> [WHAT YOU NEED TO DO]: Write the next part of the post on motorhome modifications, picking up after its final sentence.

> [SOURCE EXCERPT]:

○ ○ ○ ○ ○

RV Mods

In the short time that we’ve owned our motorhome – a 2008 Winnebago View 24J – we’ve made a few modifications that we’re really pleased with. These include replacing the “house” radio/CD/DVD player in the galley with a framed photo of our backyard and installing a unit into the dash that can handle all of our media needs; adding swivel adapters to the seats up front; installing USB power outlets here and there; and a handful of power-related upgrades.

This is kind of a geeky post, so if that sort of thing interests you, do keep reading – if not, you’ve already got the gist of it.



I replaced the mostly redundant (and, in our case, malfunctioning) OEM Jensen DVD/CD player in the galley base cabinet with the aforementioned framed photo. I also replaced the original 19″ TV above the door with a bigger-screen model that is about the same size overall (so it could fit in the same place!), replaced the batwing TV antenna with a King Jack antenna, replaced the OEM Sony dash radio with a Pioneer radio/DVD/touchscreen/bluetooth/speakerphone/SiriusXM receiver and wired the TV up to that (instead of to a separate unit in the galley). The original wiring was set up so the dash radio can play through the coach speakers (which are not bad!), and that still works as before with the new receiver.

(We have a Flickr album with a few more photos of the AV upgrade: Link)

I ran into a couple of complications with this upgrade. The first was the dashboard. Although the original radio installation on the surface looks like it’s a straightforward single- or double-DIN-compatible dash so that all you’d need to do is buy is a Sprinter adapter kit and screw it in place (like you’d do in any normal vehicle), it is NOT. It is a non-standard assembly, made specially for Winnebago I believe, to hold that Sony radio (and only that brand and size radio) without any adapter whatsoever. I was able to convert that assembly into a workable carrier for the Sprinter kit I had bought with about a day’s worth of iterative Dremel-tool mayhem, but that was scary. Had I failed, the alternative would have been to chase down an OEM Sprinter dash center console radio bracket from Mercedes (not the Winnebago special) and start over with that.

○ ○ ○ ○ ○

Dataset excerpts:
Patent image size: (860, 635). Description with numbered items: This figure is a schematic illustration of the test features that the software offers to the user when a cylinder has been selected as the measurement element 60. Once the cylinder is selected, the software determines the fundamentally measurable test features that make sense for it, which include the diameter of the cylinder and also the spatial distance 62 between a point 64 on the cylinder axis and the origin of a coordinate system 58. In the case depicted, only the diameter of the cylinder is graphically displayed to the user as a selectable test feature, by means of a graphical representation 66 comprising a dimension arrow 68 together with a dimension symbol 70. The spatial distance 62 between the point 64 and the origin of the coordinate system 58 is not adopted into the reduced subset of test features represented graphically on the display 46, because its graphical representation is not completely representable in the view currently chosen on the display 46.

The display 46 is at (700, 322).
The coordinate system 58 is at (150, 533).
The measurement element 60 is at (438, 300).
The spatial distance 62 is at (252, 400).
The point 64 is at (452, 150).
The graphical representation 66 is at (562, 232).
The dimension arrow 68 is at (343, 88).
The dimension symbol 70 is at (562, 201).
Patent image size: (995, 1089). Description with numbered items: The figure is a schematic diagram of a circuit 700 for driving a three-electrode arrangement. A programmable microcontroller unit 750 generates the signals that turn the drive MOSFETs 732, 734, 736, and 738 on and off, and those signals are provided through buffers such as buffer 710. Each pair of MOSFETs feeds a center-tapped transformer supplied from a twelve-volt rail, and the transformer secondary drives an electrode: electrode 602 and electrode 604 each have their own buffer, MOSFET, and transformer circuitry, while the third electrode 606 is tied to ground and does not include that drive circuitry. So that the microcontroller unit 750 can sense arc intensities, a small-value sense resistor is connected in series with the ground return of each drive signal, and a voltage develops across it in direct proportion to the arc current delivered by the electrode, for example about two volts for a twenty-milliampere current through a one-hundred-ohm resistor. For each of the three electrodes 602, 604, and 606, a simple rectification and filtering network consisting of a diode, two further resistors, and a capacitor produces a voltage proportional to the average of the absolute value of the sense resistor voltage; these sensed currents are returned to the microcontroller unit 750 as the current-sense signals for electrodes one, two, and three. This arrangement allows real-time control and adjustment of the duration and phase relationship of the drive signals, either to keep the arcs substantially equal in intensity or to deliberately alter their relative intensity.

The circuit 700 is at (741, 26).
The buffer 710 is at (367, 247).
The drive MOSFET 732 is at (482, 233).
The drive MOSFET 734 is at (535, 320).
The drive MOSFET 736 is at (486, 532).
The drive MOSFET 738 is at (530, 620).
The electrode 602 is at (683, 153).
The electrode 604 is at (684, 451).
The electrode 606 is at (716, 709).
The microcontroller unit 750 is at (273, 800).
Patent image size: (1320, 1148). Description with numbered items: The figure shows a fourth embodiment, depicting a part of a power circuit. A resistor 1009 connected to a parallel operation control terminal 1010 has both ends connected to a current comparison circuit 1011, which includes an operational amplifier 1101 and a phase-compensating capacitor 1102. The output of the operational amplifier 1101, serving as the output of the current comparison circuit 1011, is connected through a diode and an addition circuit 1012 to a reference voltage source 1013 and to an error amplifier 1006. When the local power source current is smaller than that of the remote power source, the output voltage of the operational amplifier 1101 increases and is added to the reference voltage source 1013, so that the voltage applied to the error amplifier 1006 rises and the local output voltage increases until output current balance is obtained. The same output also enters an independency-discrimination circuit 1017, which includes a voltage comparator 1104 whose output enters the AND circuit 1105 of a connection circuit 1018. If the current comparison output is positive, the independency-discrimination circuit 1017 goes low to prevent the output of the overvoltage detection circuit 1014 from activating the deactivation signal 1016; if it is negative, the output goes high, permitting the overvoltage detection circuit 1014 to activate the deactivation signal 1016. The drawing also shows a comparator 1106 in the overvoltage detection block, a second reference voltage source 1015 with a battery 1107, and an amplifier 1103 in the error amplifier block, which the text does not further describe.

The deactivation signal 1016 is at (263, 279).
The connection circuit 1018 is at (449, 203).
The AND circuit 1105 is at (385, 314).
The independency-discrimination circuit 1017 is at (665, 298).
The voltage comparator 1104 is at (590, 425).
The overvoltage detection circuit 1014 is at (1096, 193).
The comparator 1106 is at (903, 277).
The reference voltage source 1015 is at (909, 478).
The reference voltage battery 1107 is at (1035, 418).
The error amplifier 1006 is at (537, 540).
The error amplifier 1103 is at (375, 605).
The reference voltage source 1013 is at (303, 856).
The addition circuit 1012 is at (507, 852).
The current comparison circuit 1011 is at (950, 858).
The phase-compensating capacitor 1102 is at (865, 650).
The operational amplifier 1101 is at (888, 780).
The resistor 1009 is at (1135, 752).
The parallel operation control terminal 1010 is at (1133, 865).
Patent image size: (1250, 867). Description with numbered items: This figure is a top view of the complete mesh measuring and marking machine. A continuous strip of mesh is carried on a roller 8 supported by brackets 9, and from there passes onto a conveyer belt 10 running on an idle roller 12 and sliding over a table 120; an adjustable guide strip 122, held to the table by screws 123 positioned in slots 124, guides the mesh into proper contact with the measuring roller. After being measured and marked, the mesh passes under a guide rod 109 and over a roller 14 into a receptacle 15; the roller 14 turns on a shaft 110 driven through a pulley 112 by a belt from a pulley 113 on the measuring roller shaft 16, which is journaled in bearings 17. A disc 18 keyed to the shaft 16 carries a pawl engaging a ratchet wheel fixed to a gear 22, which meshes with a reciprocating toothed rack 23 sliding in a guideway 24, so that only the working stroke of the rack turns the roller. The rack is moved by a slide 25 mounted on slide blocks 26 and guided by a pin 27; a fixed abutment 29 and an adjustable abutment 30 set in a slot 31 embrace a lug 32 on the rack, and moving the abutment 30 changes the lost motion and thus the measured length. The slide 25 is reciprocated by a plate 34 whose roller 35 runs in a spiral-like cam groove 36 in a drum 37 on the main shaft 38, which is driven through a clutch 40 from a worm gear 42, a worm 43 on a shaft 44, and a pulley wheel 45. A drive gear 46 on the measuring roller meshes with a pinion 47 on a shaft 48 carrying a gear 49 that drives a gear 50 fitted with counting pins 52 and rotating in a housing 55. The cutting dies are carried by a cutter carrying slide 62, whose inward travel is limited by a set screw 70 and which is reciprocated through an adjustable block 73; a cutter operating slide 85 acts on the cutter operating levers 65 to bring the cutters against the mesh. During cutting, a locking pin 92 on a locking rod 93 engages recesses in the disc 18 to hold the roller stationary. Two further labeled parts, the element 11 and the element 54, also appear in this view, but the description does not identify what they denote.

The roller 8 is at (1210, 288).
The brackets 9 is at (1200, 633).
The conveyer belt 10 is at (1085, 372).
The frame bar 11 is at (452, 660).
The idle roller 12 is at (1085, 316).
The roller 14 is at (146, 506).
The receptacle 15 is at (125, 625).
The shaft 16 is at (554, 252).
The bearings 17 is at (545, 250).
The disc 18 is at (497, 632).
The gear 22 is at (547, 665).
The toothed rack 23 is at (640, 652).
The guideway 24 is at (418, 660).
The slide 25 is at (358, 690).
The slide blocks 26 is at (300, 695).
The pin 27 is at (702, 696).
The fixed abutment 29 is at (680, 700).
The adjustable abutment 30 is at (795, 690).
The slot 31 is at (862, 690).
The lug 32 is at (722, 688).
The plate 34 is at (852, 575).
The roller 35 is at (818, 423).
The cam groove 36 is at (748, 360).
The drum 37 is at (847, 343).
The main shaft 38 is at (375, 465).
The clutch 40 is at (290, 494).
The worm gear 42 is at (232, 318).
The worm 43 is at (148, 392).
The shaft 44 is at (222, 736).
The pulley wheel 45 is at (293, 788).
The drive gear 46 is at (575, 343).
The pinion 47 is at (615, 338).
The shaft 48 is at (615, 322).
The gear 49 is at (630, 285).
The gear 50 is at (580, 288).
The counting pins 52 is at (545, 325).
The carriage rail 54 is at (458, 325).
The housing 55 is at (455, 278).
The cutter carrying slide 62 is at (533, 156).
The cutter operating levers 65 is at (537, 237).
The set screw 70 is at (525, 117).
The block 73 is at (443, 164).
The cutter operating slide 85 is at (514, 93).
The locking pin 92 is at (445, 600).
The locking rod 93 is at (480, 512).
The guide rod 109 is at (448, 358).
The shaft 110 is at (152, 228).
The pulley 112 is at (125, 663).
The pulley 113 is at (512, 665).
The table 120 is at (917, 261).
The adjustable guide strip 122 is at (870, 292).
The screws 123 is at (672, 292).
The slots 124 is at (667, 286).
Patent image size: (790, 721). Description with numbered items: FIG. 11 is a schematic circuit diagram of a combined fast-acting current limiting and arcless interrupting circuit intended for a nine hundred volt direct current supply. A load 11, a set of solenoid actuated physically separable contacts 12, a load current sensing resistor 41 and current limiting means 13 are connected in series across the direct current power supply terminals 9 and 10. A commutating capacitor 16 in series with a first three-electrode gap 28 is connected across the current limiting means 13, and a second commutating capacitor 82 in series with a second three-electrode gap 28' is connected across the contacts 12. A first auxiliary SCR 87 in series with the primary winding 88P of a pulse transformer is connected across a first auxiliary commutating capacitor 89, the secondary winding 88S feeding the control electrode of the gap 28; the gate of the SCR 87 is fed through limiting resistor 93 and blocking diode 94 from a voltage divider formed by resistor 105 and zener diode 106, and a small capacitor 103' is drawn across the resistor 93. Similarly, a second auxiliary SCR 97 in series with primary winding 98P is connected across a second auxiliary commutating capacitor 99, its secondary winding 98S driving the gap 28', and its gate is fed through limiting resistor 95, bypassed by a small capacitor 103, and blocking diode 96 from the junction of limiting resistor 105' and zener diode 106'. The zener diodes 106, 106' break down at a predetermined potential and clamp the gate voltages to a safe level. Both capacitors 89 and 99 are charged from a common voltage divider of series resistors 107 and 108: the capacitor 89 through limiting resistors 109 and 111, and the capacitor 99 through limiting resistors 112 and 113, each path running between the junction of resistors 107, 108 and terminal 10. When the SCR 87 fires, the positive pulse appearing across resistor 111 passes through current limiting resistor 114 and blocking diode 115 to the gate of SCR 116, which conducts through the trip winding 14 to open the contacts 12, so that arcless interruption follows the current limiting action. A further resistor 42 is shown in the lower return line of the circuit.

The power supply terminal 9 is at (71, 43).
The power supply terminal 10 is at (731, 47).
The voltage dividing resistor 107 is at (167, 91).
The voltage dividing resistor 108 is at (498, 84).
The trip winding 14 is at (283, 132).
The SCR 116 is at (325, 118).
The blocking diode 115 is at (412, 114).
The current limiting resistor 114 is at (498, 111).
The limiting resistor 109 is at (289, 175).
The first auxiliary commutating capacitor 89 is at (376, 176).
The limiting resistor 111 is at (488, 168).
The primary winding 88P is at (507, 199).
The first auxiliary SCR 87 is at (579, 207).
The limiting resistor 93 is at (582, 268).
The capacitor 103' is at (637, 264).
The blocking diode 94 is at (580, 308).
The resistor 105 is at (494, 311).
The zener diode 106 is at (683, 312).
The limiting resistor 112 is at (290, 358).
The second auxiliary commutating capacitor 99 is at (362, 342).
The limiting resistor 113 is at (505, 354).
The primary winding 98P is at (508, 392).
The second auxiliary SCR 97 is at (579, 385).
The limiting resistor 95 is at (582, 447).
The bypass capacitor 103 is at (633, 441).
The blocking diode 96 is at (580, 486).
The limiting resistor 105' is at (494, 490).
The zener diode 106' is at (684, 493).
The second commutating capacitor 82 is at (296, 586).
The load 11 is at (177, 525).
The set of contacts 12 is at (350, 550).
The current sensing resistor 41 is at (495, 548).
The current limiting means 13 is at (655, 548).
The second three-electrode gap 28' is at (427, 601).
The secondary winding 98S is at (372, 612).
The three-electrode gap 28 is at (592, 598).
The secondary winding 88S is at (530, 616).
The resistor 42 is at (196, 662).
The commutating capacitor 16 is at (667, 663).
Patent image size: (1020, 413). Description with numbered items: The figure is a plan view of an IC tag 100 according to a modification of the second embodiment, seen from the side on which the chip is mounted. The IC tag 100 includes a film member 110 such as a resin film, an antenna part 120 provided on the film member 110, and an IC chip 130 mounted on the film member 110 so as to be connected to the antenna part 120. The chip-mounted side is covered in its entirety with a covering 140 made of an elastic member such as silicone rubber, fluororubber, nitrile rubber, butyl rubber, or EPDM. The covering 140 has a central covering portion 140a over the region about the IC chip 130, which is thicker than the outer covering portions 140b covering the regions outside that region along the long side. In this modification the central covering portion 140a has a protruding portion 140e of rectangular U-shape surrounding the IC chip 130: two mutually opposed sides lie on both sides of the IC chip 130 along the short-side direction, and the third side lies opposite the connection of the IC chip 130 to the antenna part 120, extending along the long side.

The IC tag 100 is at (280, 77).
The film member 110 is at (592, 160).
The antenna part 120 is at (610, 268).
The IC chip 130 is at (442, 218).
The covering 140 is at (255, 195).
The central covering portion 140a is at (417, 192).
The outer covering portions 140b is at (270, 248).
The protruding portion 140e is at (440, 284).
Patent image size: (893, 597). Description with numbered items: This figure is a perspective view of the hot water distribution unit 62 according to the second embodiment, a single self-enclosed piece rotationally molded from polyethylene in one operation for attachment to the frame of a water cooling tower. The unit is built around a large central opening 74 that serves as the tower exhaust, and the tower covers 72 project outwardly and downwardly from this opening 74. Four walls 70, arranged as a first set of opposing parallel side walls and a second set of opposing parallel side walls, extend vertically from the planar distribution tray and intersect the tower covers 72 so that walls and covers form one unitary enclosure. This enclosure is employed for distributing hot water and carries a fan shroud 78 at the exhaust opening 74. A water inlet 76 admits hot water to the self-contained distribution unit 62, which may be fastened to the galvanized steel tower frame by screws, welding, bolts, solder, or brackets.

○ ○ ○ ○ ○

> [ANSWER TO THE EXERCISE]:
Second, all the cabling from the TV was routed to the rear, through the overhead cabinet above the sink, behind the microwave, down the closet wall to the back of the base cabinet, then forward again to the Jensen CD/DVD player I was removing. (Not sure I had to pull it all out, but I did, and in the process gained a thorough understanding of the mechanicals in that part of the RV, so it was not a complete waste of my time.) Finding a path from the TV to behind the center of the dash was…challenging. I wound up routing the cables into the over-cab side wall just ahead of the TV, down under the floor of the overhead berth, over to the center of the berth, then forward into the dome light area. The rearview camera wiring also had its connections here, which was convenient. From there, I went across to the passenger side A-pillar, and brought everything down to the footwell behind the A-pillar cover (it includes the windshield privacy screen), across under the glovebox, and up through the center console. The tricky part was finding my way to the dome light – every other path I could imagine involved going outside through the floor or drilling down through the steel roof of the cab.

Rearview camera display:

The new receiver was built for backup camera display, so I scrapped the overhead rearview monitor screen and wired the OEM camera to the in-dash receiver. (Jensen makes an adapter for that.) I added a switch to the rearview trigger wire so we can view the backup camera on the dashboard display whenever the engine is on, even if we’re not backing up. It is a SPDT on/on rocker switch up by the dome light; in one position the reverse trigger passes through like normal, in the other position +12V is sent to the trigger regardless of the transmission or reverse lights. Here is a photo of where the screen used to be, and the new switch:



Convenience features:

We elected to install swivel seat adapters on both driver and passenger seats. These adapters are expensive, heavy, a pain to install, complicated to operate – and I wouldn’t be without them! They are really great to have.


I added USB outlets under the overhead shelf in the bedroom area for charging phones. These are 12v to 5v converters that I wired into the light circuit that was already there. I also put one inside the kitchen cabinet above the sink, where there is wiring for cable TV and various antennas, which will power the cellular wifi hotspot and a ROKU stick. I put these outlets on switches since they draw a small current when they are live, even with nothing plugged in to them.

Power management:

One of the first things we did when we got the rig was to replace all of the coach bulbs w/LEDs. Running every light in the house now draws less electricity than a single ceiling fixture did before the swap.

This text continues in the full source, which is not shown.